# Task prompt:
Repeat each record below exactly as given.

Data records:
----

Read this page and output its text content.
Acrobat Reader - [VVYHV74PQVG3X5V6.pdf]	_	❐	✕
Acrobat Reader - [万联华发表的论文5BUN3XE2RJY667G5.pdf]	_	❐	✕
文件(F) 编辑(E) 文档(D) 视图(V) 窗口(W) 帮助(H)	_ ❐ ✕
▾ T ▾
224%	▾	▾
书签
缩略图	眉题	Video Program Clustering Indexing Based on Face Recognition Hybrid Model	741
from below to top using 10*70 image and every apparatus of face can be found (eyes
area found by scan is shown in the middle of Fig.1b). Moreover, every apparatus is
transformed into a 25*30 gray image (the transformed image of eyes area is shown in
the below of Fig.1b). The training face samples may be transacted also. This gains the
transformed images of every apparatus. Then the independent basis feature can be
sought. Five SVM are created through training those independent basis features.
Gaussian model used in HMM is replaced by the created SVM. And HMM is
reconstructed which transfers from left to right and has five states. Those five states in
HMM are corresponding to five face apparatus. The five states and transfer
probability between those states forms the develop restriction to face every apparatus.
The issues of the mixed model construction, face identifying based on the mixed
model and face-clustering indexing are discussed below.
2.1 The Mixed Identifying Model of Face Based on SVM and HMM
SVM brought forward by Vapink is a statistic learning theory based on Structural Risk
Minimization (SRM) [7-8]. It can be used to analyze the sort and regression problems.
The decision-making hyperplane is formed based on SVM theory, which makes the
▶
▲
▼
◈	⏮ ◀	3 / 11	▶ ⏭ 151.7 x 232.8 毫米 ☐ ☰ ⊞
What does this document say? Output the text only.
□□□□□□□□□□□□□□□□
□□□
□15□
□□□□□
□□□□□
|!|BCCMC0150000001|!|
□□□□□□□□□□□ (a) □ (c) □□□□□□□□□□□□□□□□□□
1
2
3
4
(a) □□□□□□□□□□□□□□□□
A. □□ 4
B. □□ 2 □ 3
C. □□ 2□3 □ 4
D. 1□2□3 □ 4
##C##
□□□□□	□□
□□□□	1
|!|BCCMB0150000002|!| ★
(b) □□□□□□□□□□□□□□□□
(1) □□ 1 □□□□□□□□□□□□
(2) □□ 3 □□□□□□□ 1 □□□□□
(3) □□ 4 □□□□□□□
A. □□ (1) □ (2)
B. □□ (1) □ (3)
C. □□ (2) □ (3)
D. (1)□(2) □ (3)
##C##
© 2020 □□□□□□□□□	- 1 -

----

# Exercise solution:
Read this page and output its text content.
Acrobat Reader - [VVYHV74PQVG3X5V6.pdf]	_	❐	✕
Acrobat Reader - [万联华发表的论文5BUN3XE2RJY667G5.pdf]	_	❐	✕
文件(F) 编辑(E) 文档(D) 视图(V) 窗口(W) 帮助(H)	_ ❐ ✕
▾ T ▾
224%	▾	▾
书签
缩略图	眉题	Video Program Clustering Indexing Based on Face Recognition Hybrid Model	741
from below to top using 10*70 image and every apparatus of face can be found (eyes
area found by scan is shown in the middle of Fig.1b). Moreover, every apparatus is
transformed into a 25*30 gray image (the transformed image of eyes area is shown in
the below of Fig.1b). The training face samples may be transacted also. This gains the
transformed images of every apparatus. Then the independent basis feature can be
sought. Five SVM are created through training those independent basis features.
Gaussian model used in HMM is replaced by the created SVM. And HMM is
reconstructed which transfers from left to right and has five states. Those five states in
HMM are corresponding to five face apparatus. The five states and transfer
probability between those states forms the develop restriction to face every apparatus.
The issues of the mixed model construction, face identifying based on the mixed
model and face-clustering indexing are discussed below.
2.1 The Mixed Identifying Model of Face Based on SVM and HMM
SVM brought forward by Vapink is a statistic learning theory based on Structural Risk
Minimization (SRM) [7-8]. It can be used to analyze the sort and regression problems.
The decision-making hyperplane is formed based on SVM theory, which makes the
▶
▲
▼
◈	⏮ ◀	3 / 11	▶ ⏭ 151.7 x 232.8 毫米 ☐ ☰ ⊞
What does this document say? Output the text only.
□□□□□□□□□□□□□□□□
□□□
□15□
□□□□□
□□□□□
|!|BCCMC0150000001|!|
□□□□□□□□□□□ (a) □ (c) □□□□□□□□□□□□□□□□□□
1
2
3
4
(a) □□□□□□□□□□□□□□□□
A. □□ 4
B. □□ 2 □ 3
C. □□ 2□3 □ 4
D. 1□2□3 □ 4
##C##
□□□□□	□□
□□□□	1
|!|BCCMB0150000002|!| ★
(b) □□□□□□□□□□□□□□□□
(1) □□ 1 □□□□□□□□□□□□
(2) □□ 3 □□□□□□□ 1 □□□□□
(3) □□ 4 □□□□□□□
A. □□ (1) □ (2)
B. □□ (1) □ (3)
C. □□ (2) □ (3)
D. (1)□(2) □ (3)
##C##
© 2020 □□□□□□□□□	- 1 -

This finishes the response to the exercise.